Sift the material for lines containing "name", and return them.

→ Supplied records:
· · ·

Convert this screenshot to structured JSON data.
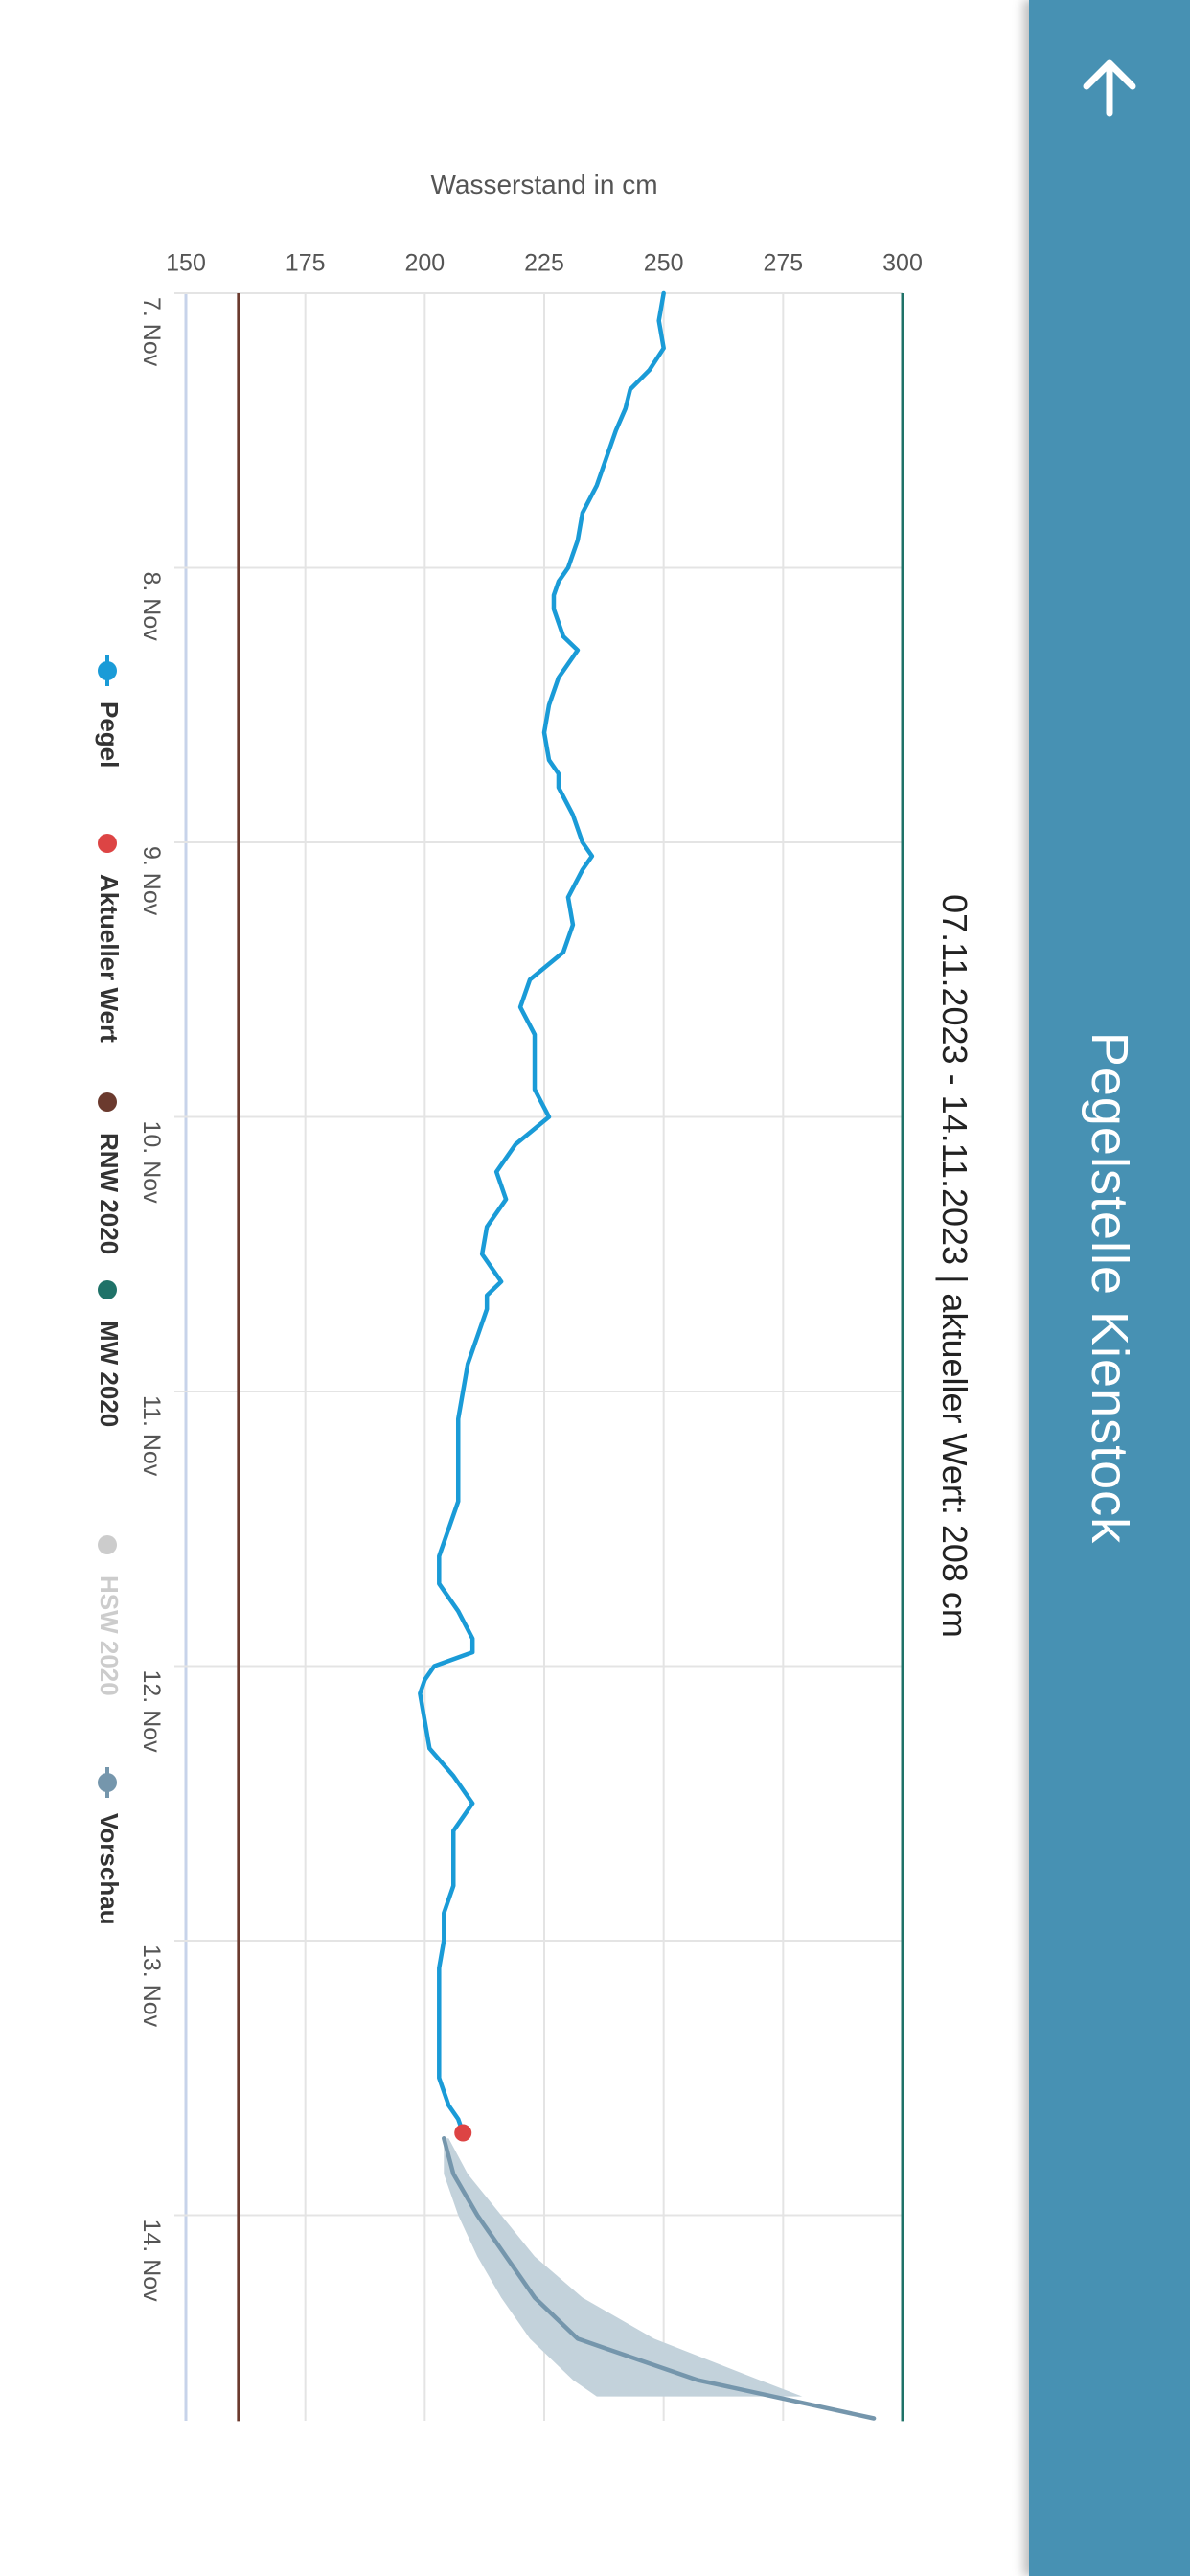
{
  "header": {
    "title": "Pegelstelle Kienstock",
    "background": "#4791b3",
    "back_icon": "arrow-left-icon"
  },
  "chart_data": {
    "type": "line",
    "subtitle": "07.11.2023 - 14.11.2023 | aktueller Wert: 208 cm",
    "ylabel": "Wasserstand in cm",
    "xlabel": "",
    "ylim": [
      150,
      300
    ],
    "yticks": [
      150,
      175,
      200,
      225,
      250,
      275,
      300
    ],
    "xlim": [
      0,
      7.75
    ],
    "xticks": [
      {
        "value": 0,
        "label": "7. Nov"
      },
      {
        "value": 1,
        "label": "8. Nov"
      },
      {
        "value": 2,
        "label": "9. Nov"
      },
      {
        "value": 3,
        "label": "10. Nov"
      },
      {
        "value": 4,
        "label": "11. Nov"
      },
      {
        "value": 5,
        "label": "12. Nov"
      },
      {
        "value": 6,
        "label": "13. Nov"
      },
      {
        "value": 7,
        "label": "14. Nov"
      }
    ],
    "grid": true,
    "series": [
      {
        "name": "Pegel",
        "type": "line",
        "color": "#1a9bd7",
        "points": [
          [
            0.0,
            250
          ],
          [
            0.1,
            249
          ],
          [
            0.2,
            250
          ],
          [
            0.28,
            247
          ],
          [
            0.35,
            243
          ],
          [
            0.42,
            242
          ],
          [
            0.5,
            240
          ],
          [
            0.6,
            238
          ],
          [
            0.7,
            236
          ],
          [
            0.8,
            233
          ],
          [
            0.9,
            232
          ],
          [
            1.0,
            230
          ],
          [
            1.05,
            228
          ],
          [
            1.1,
            227
          ],
          [
            1.15,
            227
          ],
          [
            1.25,
            229
          ],
          [
            1.3,
            232
          ],
          [
            1.4,
            228
          ],
          [
            1.5,
            226
          ],
          [
            1.6,
            225
          ],
          [
            1.7,
            226
          ],
          [
            1.75,
            228
          ],
          [
            1.8,
            228
          ],
          [
            1.9,
            231
          ],
          [
            2.0,
            233
          ],
          [
            2.05,
            235
          ],
          [
            2.1,
            233
          ],
          [
            2.2,
            230
          ],
          [
            2.3,
            231
          ],
          [
            2.4,
            229
          ],
          [
            2.5,
            222
          ],
          [
            2.6,
            220
          ],
          [
            2.7,
            223
          ],
          [
            2.8,
            223
          ],
          [
            2.9,
            223
          ],
          [
            3.0,
            226
          ],
          [
            3.1,
            219
          ],
          [
            3.2,
            215
          ],
          [
            3.3,
            217
          ],
          [
            3.4,
            213
          ],
          [
            3.5,
            212
          ],
          [
            3.6,
            216
          ],
          [
            3.65,
            213
          ],
          [
            3.7,
            213
          ],
          [
            3.8,
            211
          ],
          [
            3.9,
            209
          ],
          [
            4.0,
            208
          ],
          [
            4.1,
            207
          ],
          [
            4.2,
            207
          ],
          [
            4.3,
            207
          ],
          [
            4.4,
            207
          ],
          [
            4.5,
            205
          ],
          [
            4.6,
            203
          ],
          [
            4.7,
            203
          ],
          [
            4.8,
            207
          ],
          [
            4.9,
            210
          ],
          [
            4.95,
            210
          ],
          [
            5.0,
            202
          ],
          [
            5.05,
            200
          ],
          [
            5.1,
            199
          ],
          [
            5.2,
            200
          ],
          [
            5.3,
            201
          ],
          [
            5.4,
            206
          ],
          [
            5.5,
            210
          ],
          [
            5.6,
            206
          ],
          [
            5.7,
            206
          ],
          [
            5.8,
            206
          ],
          [
            5.9,
            204
          ],
          [
            6.0,
            204
          ],
          [
            6.1,
            203
          ],
          [
            6.2,
            203
          ],
          [
            6.3,
            203
          ],
          [
            6.4,
            203
          ],
          [
            6.5,
            203
          ],
          [
            6.6,
            205
          ],
          [
            6.65,
            207
          ],
          [
            6.7,
            208
          ]
        ]
      },
      {
        "name": "Aktueller Wert",
        "type": "point",
        "color": "#dd4444",
        "points": [
          [
            6.7,
            208
          ]
        ]
      },
      {
        "name": "RNW 2020",
        "type": "hline",
        "color": "#6b3a2e",
        "value": 161
      },
      {
        "name": "MW 2020",
        "type": "hline",
        "color": "#1f7268",
        "value": 300
      },
      {
        "name": "HSW 2020",
        "type": "hidden",
        "color": "#cccccc"
      },
      {
        "name": "Vorschau",
        "type": "line",
        "color": "#7596ac",
        "points": [
          [
            6.72,
            204
          ],
          [
            6.85,
            206
          ],
          [
            7.0,
            211
          ],
          [
            7.15,
            217
          ],
          [
            7.3,
            223
          ],
          [
            7.45,
            232
          ],
          [
            7.6,
            257
          ],
          [
            7.74,
            294
          ]
        ],
        "band": [
          [
            6.72,
            204,
            205
          ],
          [
            6.85,
            204,
            209
          ],
          [
            7.0,
            207,
            216
          ],
          [
            7.15,
            211,
            223
          ],
          [
            7.3,
            216,
            233
          ],
          [
            7.45,
            222,
            248
          ],
          [
            7.6,
            231,
            270
          ],
          [
            7.66,
            236,
            279
          ]
        ],
        "band_color": "#c3d2db"
      }
    ],
    "legend": {
      "placement": "bottom",
      "items": [
        {
          "label": "Pegel",
          "color": "#1a9bd7",
          "symbol": "line-marker",
          "active": true
        },
        {
          "label": "Aktueller Wert",
          "color": "#dd4444",
          "symbol": "marker",
          "active": true
        },
        {
          "label": "RNW 2020",
          "color": "#6b3a2e",
          "symbol": "marker",
          "active": true
        },
        {
          "label": "MW 2020",
          "color": "#1f7268",
          "symbol": "marker",
          "active": true
        },
        {
          "label": "HSW 2020",
          "color": "#cccccc",
          "symbol": "marker",
          "active": false
        },
        {
          "label": "Vorschau",
          "color": "#7596ac",
          "symbol": "line-marker",
          "active": true
        }
      ]
    }
  }
}
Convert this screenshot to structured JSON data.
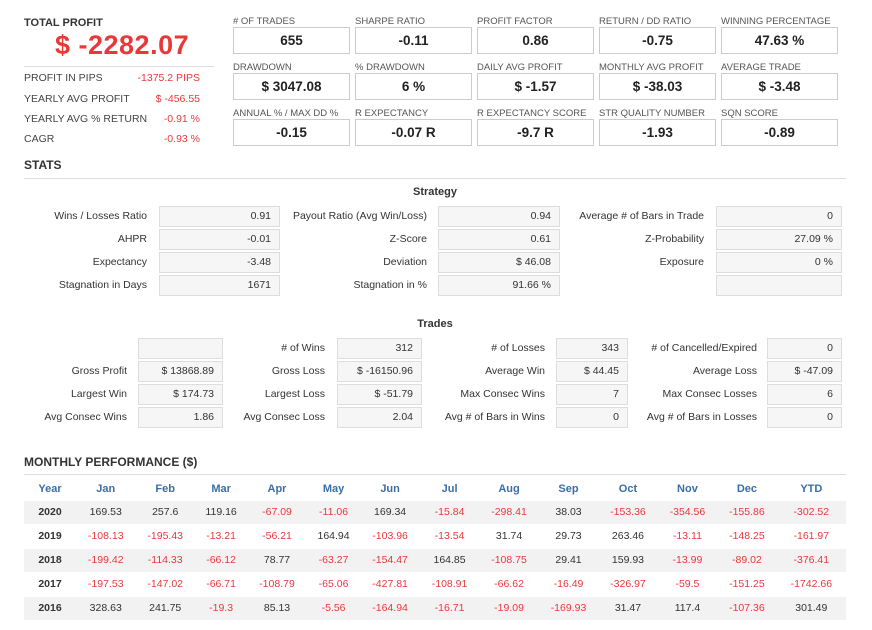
{
  "summary": {
    "total_profit_label": "TOTAL PROFIT",
    "total_profit_value": "$ -2282.07",
    "rows": [
      {
        "label": "PROFIT IN PIPS",
        "value": "-1375.2 PIPS"
      },
      {
        "label": "YEARLY AVG PROFIT",
        "value": "$ -456.55"
      },
      {
        "label": "YEARLY AVG % RETURN",
        "value": "-0.91 %"
      },
      {
        "label": "CAGR",
        "value": "-0.93 %"
      }
    ]
  },
  "metrics": [
    {
      "label": "# OF TRADES",
      "value": "655"
    },
    {
      "label": "SHARPE RATIO",
      "value": "-0.11"
    },
    {
      "label": "PROFIT FACTOR",
      "value": "0.86"
    },
    {
      "label": "RETURN / DD RATIO",
      "value": "-0.75"
    },
    {
      "label": "WINNING PERCENTAGE",
      "value": "47.63 %"
    },
    {
      "label": "DRAWDOWN",
      "value": "$ 3047.08"
    },
    {
      "label": "% DRAWDOWN",
      "value": "6 %"
    },
    {
      "label": "DAILY AVG PROFIT",
      "value": "$ -1.57"
    },
    {
      "label": "MONTHLY AVG PROFIT",
      "value": "$ -38.03"
    },
    {
      "label": "AVERAGE TRADE",
      "value": "$ -3.48"
    },
    {
      "label": "ANNUAL % / MAX DD %",
      "value": "-0.15"
    },
    {
      "label": "R EXPECTANCY",
      "value": "-0.07 R"
    },
    {
      "label": "R EXPECTANCY SCORE",
      "value": "-9.7 R"
    },
    {
      "label": "STR QUALITY NUMBER",
      "value": "-1.93"
    },
    {
      "label": "SQN SCORE",
      "value": "-0.89"
    }
  ],
  "stats": {
    "title": "STATS",
    "strategy_title": "Strategy",
    "strategy_rows": [
      [
        {
          "label": "Wins / Losses Ratio",
          "value": "0.91"
        },
        {
          "label": "Payout Ratio (Avg Win/Loss)",
          "value": "0.94"
        },
        {
          "label": "Average # of Bars in Trade",
          "value": "0"
        }
      ],
      [
        {
          "label": "AHPR",
          "value": "-0.01"
        },
        {
          "label": "Z-Score",
          "value": "0.61"
        },
        {
          "label": "Z-Probability",
          "value": "27.09 %"
        }
      ],
      [
        {
          "label": "Expectancy",
          "value": "-3.48"
        },
        {
          "label": "Deviation",
          "value": "$ 46.08"
        },
        {
          "label": "Exposure",
          "value": "0 %"
        }
      ],
      [
        {
          "label": "Stagnation in Days",
          "value": "1671"
        },
        {
          "label": "Stagnation in %",
          "value": "91.66 %"
        },
        {
          "label": "",
          "value": ""
        }
      ]
    ],
    "trades_title": "Trades",
    "trades_rows": [
      [
        {
          "label": "",
          "value": ""
        },
        {
          "label": "# of Wins",
          "value": "312"
        },
        {
          "label": "# of Losses",
          "value": "343"
        },
        {
          "label": "# of Cancelled/Expired",
          "value": "0"
        }
      ],
      [
        {
          "label": "Gross Profit",
          "value": "$ 13868.89"
        },
        {
          "label": "Gross Loss",
          "value": "$ -16150.96"
        },
        {
          "label": "Average Win",
          "value": "$ 44.45"
        },
        {
          "label": "Average Loss",
          "value": "$ -47.09"
        }
      ],
      [
        {
          "label": "Largest Win",
          "value": "$ 174.73"
        },
        {
          "label": "Largest Loss",
          "value": "$ -51.79"
        },
        {
          "label": "Max Consec Wins",
          "value": "7"
        },
        {
          "label": "Max Consec Losses",
          "value": "6"
        }
      ],
      [
        {
          "label": "Avg Consec Wins",
          "value": "1.86"
        },
        {
          "label": "Avg Consec Loss",
          "value": "2.04"
        },
        {
          "label": "Avg # of Bars in Wins",
          "value": "0"
        },
        {
          "label": "Avg # of Bars in Losses",
          "value": "0"
        }
      ]
    ]
  },
  "monthly": {
    "title": "MONTHLY PERFORMANCE ($)",
    "headers": [
      "Year",
      "Jan",
      "Feb",
      "Mar",
      "Apr",
      "May",
      "Jun",
      "Jul",
      "Aug",
      "Sep",
      "Oct",
      "Nov",
      "Dec",
      "YTD"
    ],
    "rows": [
      [
        "2020",
        "169.53",
        "257.6",
        "119.16",
        "-67.09",
        "-11.06",
        "169.34",
        "-15.84",
        "-298.41",
        "38.03",
        "-153.36",
        "-354.56",
        "-155.86",
        "-302.52"
      ],
      [
        "2019",
        "-108.13",
        "-195.43",
        "-13.21",
        "-56.21",
        "164.94",
        "-103.96",
        "-13.54",
        "31.74",
        "29.73",
        "263.46",
        "-13.11",
        "-148.25",
        "-161.97"
      ],
      [
        "2018",
        "-199.42",
        "-114.33",
        "-66.12",
        "78.77",
        "-63.27",
        "-154.47",
        "164.85",
        "-108.75",
        "29.41",
        "159.93",
        "-13.99",
        "-89.02",
        "-376.41"
      ],
      [
        "2017",
        "-197.53",
        "-147.02",
        "-66.71",
        "-108.79",
        "-65.06",
        "-427.81",
        "-108.91",
        "-66.62",
        "-16.49",
        "-326.97",
        "-59.5",
        "-151.25",
        "-1742.66"
      ],
      [
        "2016",
        "328.63",
        "241.75",
        "-19.3",
        "85.13",
        "-5.56",
        "-164.94",
        "-16.71",
        "-19.09",
        "-169.93",
        "31.47",
        "117.4",
        "-107.36",
        "301.49"
      ]
    ]
  }
}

· · ·

→ Task output:
        "name": "Pegel",
        "name": "Aktueller Wert",
        "name": "RNW 2020",
        "name": "MW 2020",
        "name": "HSW 2020",
        "name": "Vorschau",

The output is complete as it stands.